▶ _WHAT NEEDS TO BE DONE_
Print the whole listing exactly.

▶ _STORED RECORDS_
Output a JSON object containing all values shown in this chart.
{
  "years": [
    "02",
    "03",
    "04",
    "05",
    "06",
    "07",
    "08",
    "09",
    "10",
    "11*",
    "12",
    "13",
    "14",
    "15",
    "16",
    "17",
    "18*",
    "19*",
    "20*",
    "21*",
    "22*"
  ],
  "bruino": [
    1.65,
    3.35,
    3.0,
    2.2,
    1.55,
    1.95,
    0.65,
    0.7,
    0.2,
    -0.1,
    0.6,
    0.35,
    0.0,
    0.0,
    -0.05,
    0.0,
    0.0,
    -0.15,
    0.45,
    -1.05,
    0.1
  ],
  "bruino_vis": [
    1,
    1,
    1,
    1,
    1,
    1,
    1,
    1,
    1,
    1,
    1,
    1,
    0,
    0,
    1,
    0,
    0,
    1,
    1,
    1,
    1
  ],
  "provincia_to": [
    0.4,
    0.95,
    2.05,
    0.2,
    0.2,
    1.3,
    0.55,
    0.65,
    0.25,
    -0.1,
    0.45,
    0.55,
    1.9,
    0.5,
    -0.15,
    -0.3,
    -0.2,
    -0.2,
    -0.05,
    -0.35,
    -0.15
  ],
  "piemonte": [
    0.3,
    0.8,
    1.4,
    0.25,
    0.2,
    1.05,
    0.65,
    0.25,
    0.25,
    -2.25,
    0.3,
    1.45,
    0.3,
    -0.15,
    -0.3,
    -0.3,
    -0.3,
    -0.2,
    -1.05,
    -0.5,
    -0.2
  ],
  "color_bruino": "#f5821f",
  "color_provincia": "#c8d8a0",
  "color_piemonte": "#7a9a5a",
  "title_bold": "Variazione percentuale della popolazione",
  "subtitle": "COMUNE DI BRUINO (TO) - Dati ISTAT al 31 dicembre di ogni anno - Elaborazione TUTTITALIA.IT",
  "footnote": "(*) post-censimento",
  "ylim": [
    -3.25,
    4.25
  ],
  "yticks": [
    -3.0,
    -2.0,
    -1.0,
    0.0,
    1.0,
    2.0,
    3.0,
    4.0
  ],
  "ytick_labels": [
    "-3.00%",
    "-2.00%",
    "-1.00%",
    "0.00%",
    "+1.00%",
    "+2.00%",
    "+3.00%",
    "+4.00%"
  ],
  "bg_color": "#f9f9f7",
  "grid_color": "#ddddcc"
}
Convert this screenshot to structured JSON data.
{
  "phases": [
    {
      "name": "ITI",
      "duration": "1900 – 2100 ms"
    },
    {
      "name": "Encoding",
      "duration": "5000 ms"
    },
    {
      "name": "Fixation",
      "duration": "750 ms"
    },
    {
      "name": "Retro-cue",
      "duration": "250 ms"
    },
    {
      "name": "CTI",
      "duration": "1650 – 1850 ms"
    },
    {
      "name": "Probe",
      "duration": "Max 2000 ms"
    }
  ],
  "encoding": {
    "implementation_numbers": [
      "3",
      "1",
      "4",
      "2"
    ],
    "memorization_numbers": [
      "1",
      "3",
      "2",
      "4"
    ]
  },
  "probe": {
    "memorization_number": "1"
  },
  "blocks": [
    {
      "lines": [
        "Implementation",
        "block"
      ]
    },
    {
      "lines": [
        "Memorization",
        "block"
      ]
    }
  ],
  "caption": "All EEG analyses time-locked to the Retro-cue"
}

▶ _EXERCISE ANSWER_
Output a JSON object containing all values shown in this chart.
{
  "years": [
    "02",
    "03",
    "04",
    "05",
    "06",
    "07",
    "08",
    "09",
    "10",
    "11*",
    "12",
    "13",
    "14",
    "15",
    "16",
    "17",
    "18*",
    "19*",
    "20*",
    "21*",
    "22*"
  ],
  "bruino": [
    1.65,
    3.35,
    3.0,
    2.2,
    1.55,
    1.95,
    0.65,
    0.7,
    0.2,
    -0.1,
    0.6,
    0.35,
    0.0,
    0.0,
    -0.05,
    0.0,
    0.0,
    -0.15,
    0.45,
    -1.05,
    0.1
  ],
  "bruino_vis": [
    1,
    1,
    1,
    1,
    1,
    1,
    1,
    1,
    1,
    1,
    1,
    1,
    0,
    0,
    1,
    0,
    0,
    1,
    1,
    1,
    1
  ],
  "provincia_to": [
    0.4,
    0.95,
    2.05,
    0.2,
    0.2,
    1.3,
    0.55,
    0.65,
    0.25,
    -0.1,
    0.45,
    0.55,
    1.9,
    0.5,
    -0.15,
    -0.3,
    -0.2,
    -0.2,
    -0.05,
    -0.35,
    -0.15
  ],
  "piemonte": [
    0.3,
    0.8,
    1.4,
    0.25,
    0.2,
    1.05,
    0.65,
    0.25,
    0.25,
    -2.25,
    0.3,
    1.45,
    0.3,
    -0.15,
    -0.3,
    -0.3,
    -0.3,
    -0.2,
    -1.05,
    -0.5,
    -0.2
  ],
  "color_bruino": "#f5821f",
  "color_provincia": "#c8d8a0",
  "color_piemonte": "#7a9a5a",
  "title_bold": "Variazione percentuale della popolazione",
  "subtitle": "COMUNE DI BRUINO (TO) - Dati ISTAT al 31 dicembre di ogni anno - Elaborazione TUTTITALIA.IT",
  "footnote": "(*) post-censimento",
  "ylim": [
    -3.25,
    4.25
  ],
  "yticks": [
    -3.0,
    -2.0,
    -1.0,
    0.0,
    1.0,
    2.0,
    3.0,
    4.0
  ],
  "ytick_labels": [
    "-3.00%",
    "-2.00%",
    "-1.00%",
    "0.00%",
    "+1.00%",
    "+2.00%",
    "+3.00%",
    "+4.00%"
  ],
  "bg_color": "#f9f9f7",
  "grid_color": "#ddddcc"
}
Convert this screenshot to structured JSON data.
{
  "phases": [
    {
      "name": "ITI",
      "duration": "1900 – 2100 ms"
    },
    {
      "name": "Encoding",
      "duration": "5000 ms"
    },
    {
      "name": "Fixation",
      "duration": "750 ms"
    },
    {
      "name": "Retro-cue",
      "duration": "250 ms"
    },
    {
      "name": "CTI",
      "duration": "1650 – 1850 ms"
    },
    {
      "name": "Probe",
      "duration": "Max 2000 ms"
    }
  ],
  "encoding": {
    "implementation_numbers": [
      "3",
      "1",
      "4",
      "2"
    ],
    "memorization_numbers": [
      "1",
      "3",
      "2",
      "4"
    ]
  },
  "probe": {
    "memorization_number": "1"
  },
  "blocks": [
    {
      "lines": [
        "Implementation",
        "block"
      ]
    },
    {
      "lines": [
        "Memorization",
        "block"
      ]
    }
  ],
  "caption": "All EEG analyses time-locked to the Retro-cue"
}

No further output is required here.